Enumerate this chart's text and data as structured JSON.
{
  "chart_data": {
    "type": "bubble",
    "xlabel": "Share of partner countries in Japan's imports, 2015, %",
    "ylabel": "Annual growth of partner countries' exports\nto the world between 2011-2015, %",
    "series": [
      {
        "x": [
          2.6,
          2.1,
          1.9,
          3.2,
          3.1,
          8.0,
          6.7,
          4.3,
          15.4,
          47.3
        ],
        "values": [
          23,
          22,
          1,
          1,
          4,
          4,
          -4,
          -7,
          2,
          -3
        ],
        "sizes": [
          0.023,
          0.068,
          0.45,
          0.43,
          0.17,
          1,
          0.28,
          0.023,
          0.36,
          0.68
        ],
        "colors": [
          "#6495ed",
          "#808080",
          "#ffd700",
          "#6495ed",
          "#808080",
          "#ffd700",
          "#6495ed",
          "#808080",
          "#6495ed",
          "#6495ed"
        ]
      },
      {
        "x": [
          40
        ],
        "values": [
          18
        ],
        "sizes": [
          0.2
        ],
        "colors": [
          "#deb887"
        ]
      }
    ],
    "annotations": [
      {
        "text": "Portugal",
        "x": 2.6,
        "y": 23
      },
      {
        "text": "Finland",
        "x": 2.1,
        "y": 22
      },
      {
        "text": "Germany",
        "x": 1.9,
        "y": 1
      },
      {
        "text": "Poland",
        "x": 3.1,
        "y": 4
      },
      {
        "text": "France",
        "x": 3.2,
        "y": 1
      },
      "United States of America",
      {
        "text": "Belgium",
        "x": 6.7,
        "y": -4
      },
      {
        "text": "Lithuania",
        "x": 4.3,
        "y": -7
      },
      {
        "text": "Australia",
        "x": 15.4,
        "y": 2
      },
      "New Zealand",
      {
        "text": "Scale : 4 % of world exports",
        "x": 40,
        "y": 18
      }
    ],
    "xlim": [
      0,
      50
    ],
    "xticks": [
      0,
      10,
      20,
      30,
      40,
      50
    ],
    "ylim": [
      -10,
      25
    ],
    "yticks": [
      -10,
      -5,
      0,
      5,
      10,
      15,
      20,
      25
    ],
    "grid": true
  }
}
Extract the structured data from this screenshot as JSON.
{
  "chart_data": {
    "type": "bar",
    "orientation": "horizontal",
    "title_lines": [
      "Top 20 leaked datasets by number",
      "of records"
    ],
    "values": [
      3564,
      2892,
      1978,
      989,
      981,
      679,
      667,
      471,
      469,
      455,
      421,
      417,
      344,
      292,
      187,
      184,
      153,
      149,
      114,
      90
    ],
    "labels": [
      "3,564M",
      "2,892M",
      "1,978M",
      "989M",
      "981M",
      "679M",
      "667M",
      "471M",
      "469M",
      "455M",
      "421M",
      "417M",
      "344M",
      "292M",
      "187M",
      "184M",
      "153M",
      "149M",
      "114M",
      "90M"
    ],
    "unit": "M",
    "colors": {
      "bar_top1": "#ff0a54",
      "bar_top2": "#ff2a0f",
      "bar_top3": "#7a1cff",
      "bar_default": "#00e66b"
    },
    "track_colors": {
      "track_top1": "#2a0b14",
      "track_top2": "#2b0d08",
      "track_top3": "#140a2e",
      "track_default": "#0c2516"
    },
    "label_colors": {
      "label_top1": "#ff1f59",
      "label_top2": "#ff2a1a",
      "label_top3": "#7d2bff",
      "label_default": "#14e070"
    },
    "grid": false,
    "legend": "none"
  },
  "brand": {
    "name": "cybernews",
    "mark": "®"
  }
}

-----

Select every line in the records above that contains the word "world".

    "ylabel": "Annual growth of partner countries' exports\nto the world between 2011-2015, %",
        "text": "Scale : 4 % of world exports",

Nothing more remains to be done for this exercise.